# REQUEST
Transcribe every entry word for word, but skip the images.

(Extracted data entries)
**********

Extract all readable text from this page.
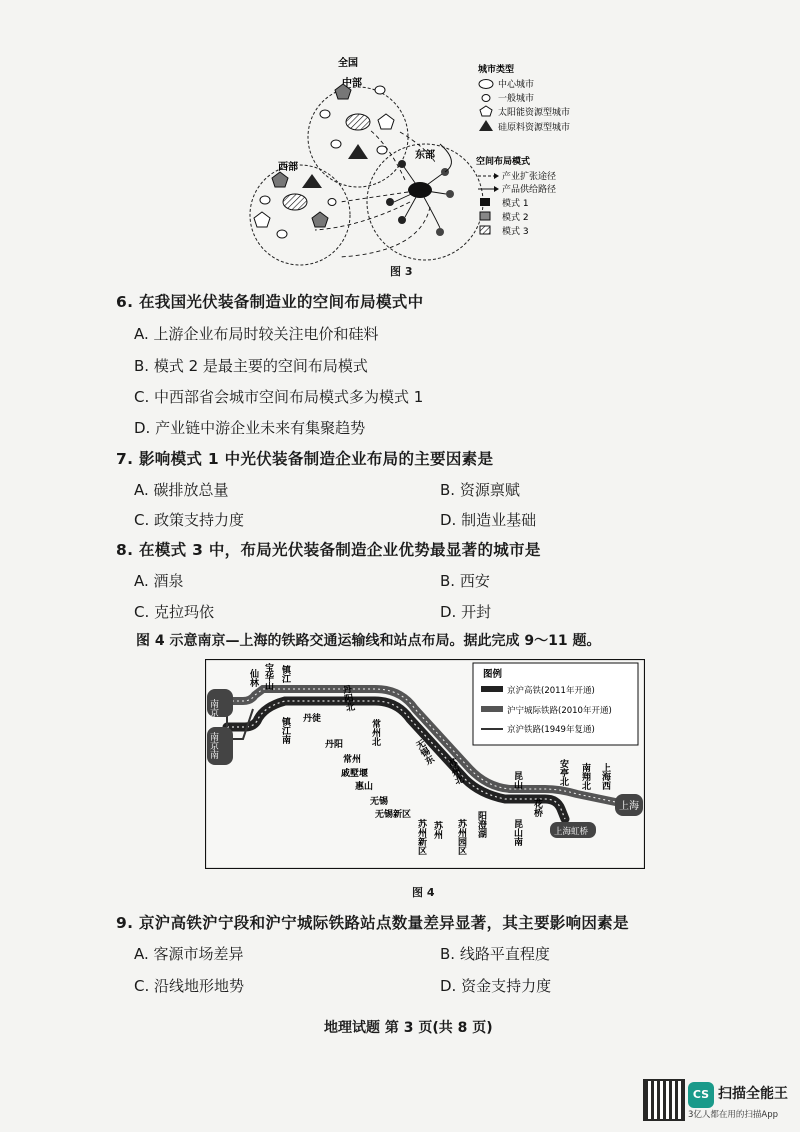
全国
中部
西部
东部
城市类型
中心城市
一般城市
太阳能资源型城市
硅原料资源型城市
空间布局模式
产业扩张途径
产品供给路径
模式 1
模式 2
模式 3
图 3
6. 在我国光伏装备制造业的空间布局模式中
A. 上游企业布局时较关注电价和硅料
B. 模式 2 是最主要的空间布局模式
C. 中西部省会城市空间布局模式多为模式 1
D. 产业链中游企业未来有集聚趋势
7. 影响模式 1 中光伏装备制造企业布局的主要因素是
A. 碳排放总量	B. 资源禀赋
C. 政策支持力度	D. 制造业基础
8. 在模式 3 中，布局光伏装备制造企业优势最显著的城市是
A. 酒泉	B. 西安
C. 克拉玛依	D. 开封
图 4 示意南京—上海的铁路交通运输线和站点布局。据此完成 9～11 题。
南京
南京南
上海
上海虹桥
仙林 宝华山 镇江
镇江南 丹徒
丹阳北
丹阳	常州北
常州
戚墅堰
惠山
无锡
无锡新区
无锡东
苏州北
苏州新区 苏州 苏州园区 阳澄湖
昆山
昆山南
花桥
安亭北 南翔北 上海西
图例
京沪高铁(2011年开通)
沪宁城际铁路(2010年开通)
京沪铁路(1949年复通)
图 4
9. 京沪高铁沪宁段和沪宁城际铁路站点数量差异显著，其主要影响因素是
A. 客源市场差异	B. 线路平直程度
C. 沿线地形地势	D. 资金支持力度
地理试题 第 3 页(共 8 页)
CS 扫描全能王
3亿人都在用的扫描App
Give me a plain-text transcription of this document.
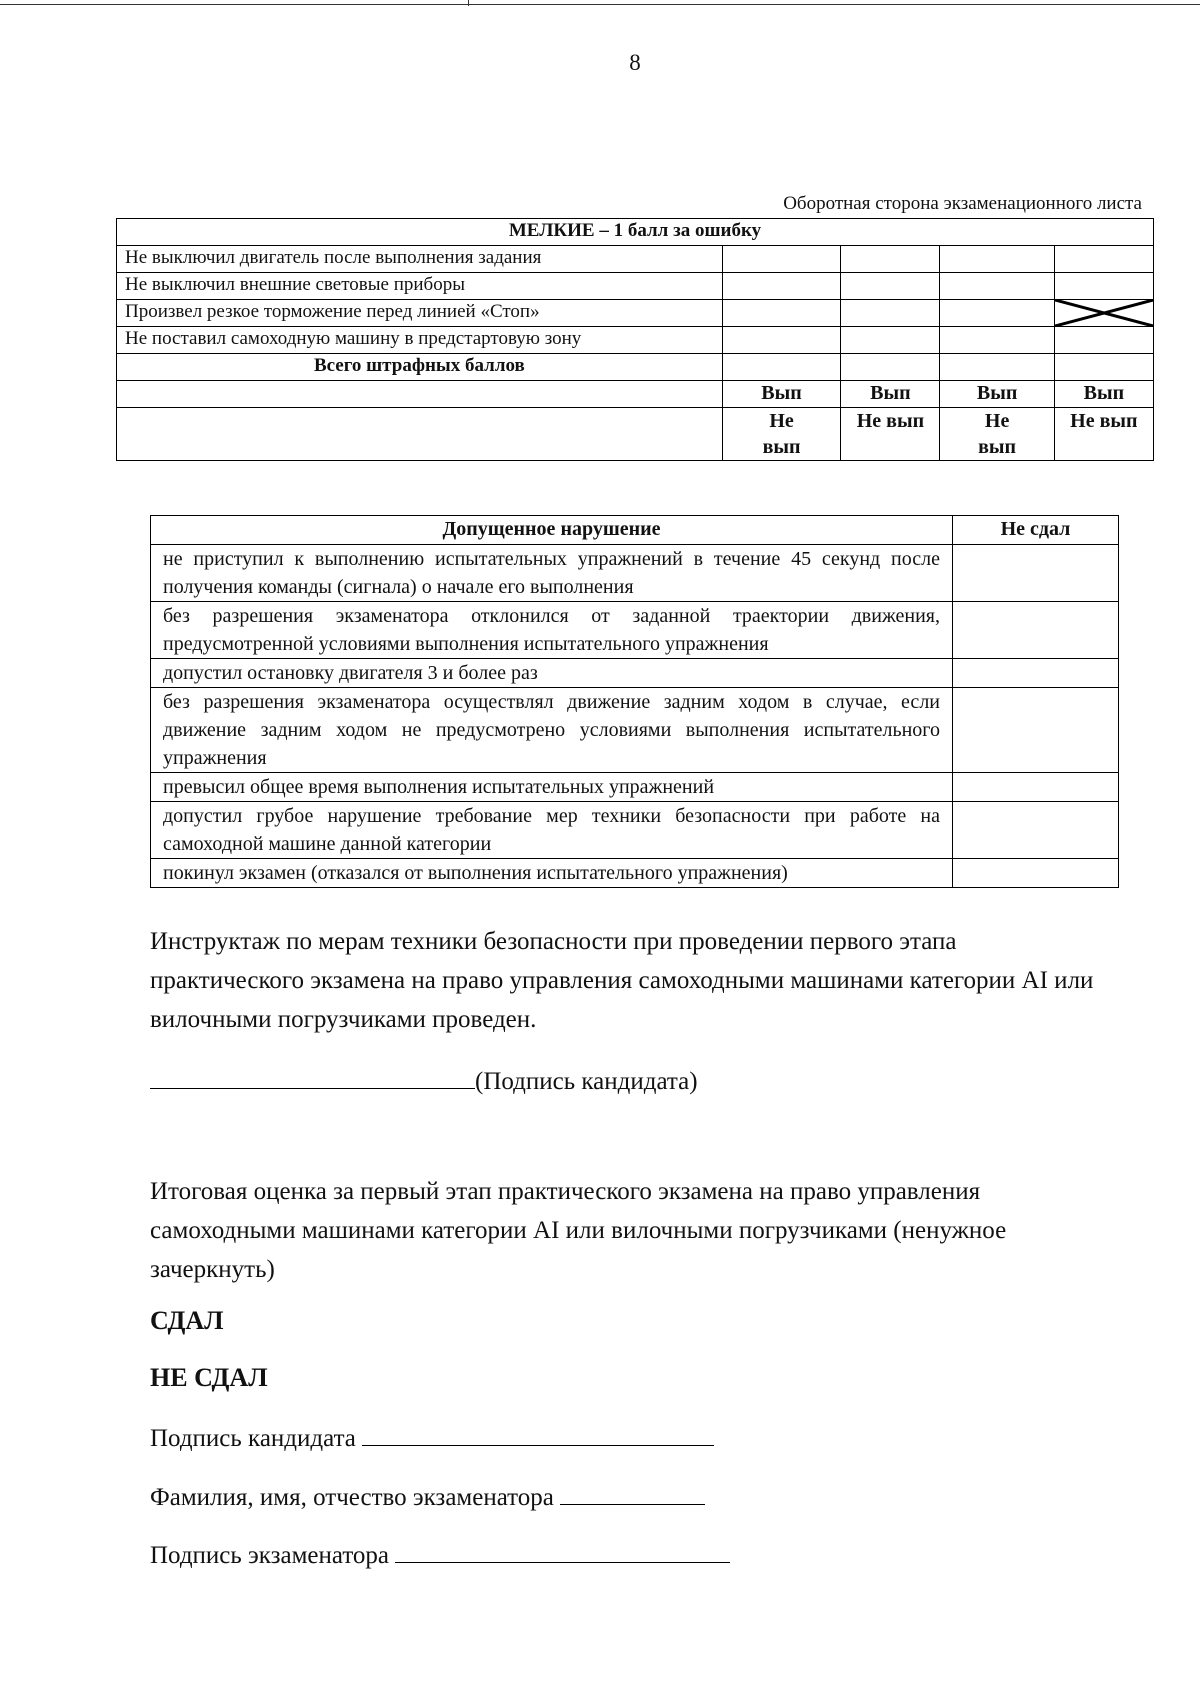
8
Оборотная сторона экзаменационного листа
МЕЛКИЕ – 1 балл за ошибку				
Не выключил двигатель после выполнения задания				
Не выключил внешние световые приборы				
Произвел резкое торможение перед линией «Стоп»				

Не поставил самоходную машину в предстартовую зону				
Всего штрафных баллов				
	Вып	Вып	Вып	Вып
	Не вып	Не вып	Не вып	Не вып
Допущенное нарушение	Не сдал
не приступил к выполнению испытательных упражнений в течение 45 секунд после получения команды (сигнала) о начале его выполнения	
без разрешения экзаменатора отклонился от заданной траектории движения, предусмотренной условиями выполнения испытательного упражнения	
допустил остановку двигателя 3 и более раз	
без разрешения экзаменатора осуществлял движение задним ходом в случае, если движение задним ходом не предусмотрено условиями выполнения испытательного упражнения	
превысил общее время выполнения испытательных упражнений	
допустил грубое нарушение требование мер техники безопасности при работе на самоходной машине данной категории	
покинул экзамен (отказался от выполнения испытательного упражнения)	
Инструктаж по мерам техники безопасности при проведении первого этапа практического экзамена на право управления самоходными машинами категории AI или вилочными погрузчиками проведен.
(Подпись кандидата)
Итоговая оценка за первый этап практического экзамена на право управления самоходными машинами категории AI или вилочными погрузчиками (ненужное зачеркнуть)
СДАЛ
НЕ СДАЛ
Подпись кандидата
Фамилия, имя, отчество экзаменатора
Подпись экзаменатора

**********

# RESULT OF THE TASK
Extract all readable text from this page.
全国
中部
西部
东部
城市类型
中心城市
一般城市
太阳能资源型城市
硅原料资源型城市
空间布局模式
产业扩张途径
产品供给路径
模式 1
模式 2
模式 3
图 3
6. 在我国光伏装备制造业的空间布局模式中
A. 上游企业布局时较关注电价和硅料
B. 模式 2 是最主要的空间布局模式
C. 中西部省会城市空间布局模式多为模式 1
D. 产业链中游企业未来有集聚趋势
7. 影响模式 1 中光伏装备制造企业布局的主要因素是
A. 碳排放总量	B. 资源禀赋
C. 政策支持力度	D. 制造业基础
8. 在模式 3 中，布局光伏装备制造企业优势最显著的城市是
A. 酒泉	B. 西安
C. 克拉玛依	D. 开封
图 4 示意南京—上海的铁路交通运输线和站点布局。据此完成 9～11 题。
南京
南京南
上海
上海虹桥
仙林 宝华山 镇江
镇江南 丹徒
丹阳北
丹阳	常州北
常州
戚墅堰
惠山
无锡
无锡新区
无锡东
苏州北
苏州新区 苏州 苏州园区 阳澄湖
昆山
昆山南
花桥
安亭北 南翔北 上海西
图例
京沪高铁(2011年开通)
沪宁城际铁路(2010年开通)
京沪铁路(1949年复通)
图 4
9. 京沪高铁沪宁段和沪宁城际铁路站点数量差异显著，其主要影响因素是
A. 客源市场差异	B. 线路平直程度
C. 沿线地形地势	D. 资金支持力度
地理试题 第 3 页(共 8 页)
CS 扫描全能王
3亿人都在用的扫描App
Give me a plain-text transcription of this document.
8
Оборотная сторона экзаменационного листа
МЕЛКИЕ – 1 балл за ошибку				
Не выключил двигатель после выполнения задания				
Не выключил внешние световые приборы				
Произвел резкое торможение перед линией «Стоп»				

Не поставил самоходную машину в предстартовую зону				
Всего штрафных баллов				
	Вып	Вып	Вып	Вып
	Не вып	Не вып	Не вып	Не вып
Допущенное нарушение	Не сдал
не приступил к выполнению испытательных упражнений в течение 45 секунд после получения команды (сигнала) о начале его выполнения	
без разрешения экзаменатора отклонился от заданной траектории движения, предусмотренной условиями выполнения испытательного упражнения	
допустил остановку двигателя 3 и более раз	
без разрешения экзаменатора осуществлял движение задним ходом в случае, если движение задним ходом не предусмотрено условиями выполнения испытательного упражнения	
превысил общее время выполнения испытательных упражнений	
допустил грубое нарушение требование мер техники безопасности при работе на самоходной машине данной категории	
покинул экзамен (отказался от выполнения испытательного упражнения)	
Инструктаж по мерам техники безопасности при проведении первого этапа практического экзамена на право управления самоходными машинами категории AI или вилочными погрузчиками проведен.
(Подпись кандидата)
Итоговая оценка за первый этап практического экзамена на право управления самоходными машинами категории AI или вилочными погрузчиками (ненужное зачеркнуть)
СДАЛ
НЕ СДАЛ
Подпись кандидата
Фамилия, имя, отчество экзаменатора
Подпись экзаменатора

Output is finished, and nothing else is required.